Task brief: State how many lines hold the word "gina", with no other words.
□ □ □
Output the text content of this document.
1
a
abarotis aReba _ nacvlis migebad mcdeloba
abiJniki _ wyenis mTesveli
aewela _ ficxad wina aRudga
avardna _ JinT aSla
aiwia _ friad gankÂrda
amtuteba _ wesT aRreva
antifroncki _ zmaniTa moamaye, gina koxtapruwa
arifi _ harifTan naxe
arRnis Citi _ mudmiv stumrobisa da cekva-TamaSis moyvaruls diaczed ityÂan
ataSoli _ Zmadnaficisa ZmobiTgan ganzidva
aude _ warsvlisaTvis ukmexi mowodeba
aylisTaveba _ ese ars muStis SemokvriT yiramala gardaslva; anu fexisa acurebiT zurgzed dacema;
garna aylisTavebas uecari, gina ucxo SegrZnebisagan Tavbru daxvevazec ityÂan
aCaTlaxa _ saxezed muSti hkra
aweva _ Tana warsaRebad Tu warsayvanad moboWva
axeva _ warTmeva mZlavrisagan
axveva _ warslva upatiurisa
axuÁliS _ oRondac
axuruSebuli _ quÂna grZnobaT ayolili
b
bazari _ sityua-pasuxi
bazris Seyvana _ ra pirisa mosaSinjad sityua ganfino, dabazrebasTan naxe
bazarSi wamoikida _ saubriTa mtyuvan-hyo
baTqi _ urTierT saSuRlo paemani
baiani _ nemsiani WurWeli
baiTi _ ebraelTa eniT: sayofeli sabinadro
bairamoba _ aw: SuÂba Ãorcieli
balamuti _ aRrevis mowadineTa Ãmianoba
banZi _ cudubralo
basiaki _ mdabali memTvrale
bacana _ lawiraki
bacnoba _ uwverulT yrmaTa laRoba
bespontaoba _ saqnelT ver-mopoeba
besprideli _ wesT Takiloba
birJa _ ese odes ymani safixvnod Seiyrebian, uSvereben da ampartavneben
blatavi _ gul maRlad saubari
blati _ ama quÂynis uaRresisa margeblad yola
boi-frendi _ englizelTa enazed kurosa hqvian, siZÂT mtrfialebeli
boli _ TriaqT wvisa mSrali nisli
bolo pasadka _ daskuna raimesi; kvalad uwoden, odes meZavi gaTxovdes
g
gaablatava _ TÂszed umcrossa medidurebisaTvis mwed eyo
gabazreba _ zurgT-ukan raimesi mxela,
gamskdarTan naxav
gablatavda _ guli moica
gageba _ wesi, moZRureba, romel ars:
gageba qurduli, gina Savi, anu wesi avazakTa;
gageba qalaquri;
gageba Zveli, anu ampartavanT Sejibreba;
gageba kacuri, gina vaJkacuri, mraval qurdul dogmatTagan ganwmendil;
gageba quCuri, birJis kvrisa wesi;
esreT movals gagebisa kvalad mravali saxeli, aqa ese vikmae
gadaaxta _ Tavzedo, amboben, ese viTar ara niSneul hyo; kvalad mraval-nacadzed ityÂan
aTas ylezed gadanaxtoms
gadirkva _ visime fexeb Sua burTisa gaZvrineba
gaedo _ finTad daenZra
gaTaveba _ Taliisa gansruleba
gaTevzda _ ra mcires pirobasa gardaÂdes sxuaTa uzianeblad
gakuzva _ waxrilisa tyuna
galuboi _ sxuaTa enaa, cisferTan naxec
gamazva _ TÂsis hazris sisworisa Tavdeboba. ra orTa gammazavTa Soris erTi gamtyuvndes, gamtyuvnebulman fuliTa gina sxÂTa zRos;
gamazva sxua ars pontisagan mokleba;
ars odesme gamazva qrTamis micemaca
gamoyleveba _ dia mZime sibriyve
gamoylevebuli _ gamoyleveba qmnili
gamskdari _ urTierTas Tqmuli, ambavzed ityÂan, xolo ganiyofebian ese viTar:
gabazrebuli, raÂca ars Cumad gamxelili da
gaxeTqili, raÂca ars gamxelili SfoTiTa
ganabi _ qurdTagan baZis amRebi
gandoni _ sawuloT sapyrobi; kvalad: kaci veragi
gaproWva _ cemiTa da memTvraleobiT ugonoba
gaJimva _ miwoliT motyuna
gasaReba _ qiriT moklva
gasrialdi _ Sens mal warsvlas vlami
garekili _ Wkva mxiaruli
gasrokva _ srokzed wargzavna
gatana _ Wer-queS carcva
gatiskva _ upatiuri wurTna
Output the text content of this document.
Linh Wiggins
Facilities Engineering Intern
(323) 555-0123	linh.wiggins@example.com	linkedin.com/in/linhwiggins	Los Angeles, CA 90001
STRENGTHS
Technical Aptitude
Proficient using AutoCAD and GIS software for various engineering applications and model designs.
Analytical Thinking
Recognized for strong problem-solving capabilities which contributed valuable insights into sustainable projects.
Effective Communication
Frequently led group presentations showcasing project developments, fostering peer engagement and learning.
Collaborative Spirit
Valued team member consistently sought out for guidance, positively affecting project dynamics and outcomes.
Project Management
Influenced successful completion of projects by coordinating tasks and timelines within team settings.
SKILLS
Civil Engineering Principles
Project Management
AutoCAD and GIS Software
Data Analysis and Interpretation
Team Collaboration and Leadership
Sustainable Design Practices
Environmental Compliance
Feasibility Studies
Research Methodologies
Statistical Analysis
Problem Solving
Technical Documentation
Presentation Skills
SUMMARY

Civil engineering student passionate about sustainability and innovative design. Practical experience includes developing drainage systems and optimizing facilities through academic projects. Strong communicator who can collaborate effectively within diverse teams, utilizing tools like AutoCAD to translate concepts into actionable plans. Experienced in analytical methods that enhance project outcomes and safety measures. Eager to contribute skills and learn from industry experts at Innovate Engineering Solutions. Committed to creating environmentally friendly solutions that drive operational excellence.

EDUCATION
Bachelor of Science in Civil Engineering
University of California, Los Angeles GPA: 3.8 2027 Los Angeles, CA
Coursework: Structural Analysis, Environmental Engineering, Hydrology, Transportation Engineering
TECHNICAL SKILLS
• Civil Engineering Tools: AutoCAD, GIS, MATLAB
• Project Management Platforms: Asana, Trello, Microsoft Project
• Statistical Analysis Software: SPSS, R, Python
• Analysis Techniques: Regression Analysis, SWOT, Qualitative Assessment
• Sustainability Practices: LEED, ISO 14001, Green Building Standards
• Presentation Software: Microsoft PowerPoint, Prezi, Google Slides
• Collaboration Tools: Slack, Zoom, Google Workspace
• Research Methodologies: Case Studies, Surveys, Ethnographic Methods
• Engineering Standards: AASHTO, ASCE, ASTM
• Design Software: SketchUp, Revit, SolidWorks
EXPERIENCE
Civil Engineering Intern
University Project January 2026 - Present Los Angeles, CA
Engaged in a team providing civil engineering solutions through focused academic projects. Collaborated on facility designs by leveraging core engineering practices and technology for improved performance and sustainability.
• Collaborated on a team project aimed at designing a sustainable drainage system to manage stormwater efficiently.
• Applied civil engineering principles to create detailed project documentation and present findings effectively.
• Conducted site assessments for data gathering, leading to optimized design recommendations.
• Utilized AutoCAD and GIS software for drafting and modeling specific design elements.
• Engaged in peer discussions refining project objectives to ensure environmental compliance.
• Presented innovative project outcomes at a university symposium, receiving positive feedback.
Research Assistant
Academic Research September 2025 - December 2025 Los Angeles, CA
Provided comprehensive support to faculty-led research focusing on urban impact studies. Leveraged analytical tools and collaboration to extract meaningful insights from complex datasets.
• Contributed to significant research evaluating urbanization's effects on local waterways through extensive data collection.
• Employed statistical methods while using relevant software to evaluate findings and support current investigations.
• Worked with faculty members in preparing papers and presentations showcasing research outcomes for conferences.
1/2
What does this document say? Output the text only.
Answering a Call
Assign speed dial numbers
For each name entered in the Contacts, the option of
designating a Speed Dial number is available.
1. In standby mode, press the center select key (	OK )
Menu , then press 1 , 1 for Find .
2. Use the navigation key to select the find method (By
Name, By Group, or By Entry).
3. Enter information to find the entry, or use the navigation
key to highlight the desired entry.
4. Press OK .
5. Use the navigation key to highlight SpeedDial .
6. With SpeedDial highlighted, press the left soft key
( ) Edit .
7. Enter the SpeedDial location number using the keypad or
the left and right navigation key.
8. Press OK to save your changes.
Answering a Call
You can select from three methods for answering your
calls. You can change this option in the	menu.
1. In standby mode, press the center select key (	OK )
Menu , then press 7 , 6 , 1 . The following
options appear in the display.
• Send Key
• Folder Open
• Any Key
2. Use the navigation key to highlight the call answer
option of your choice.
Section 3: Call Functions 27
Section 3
□ □ □
Exercise answer: 5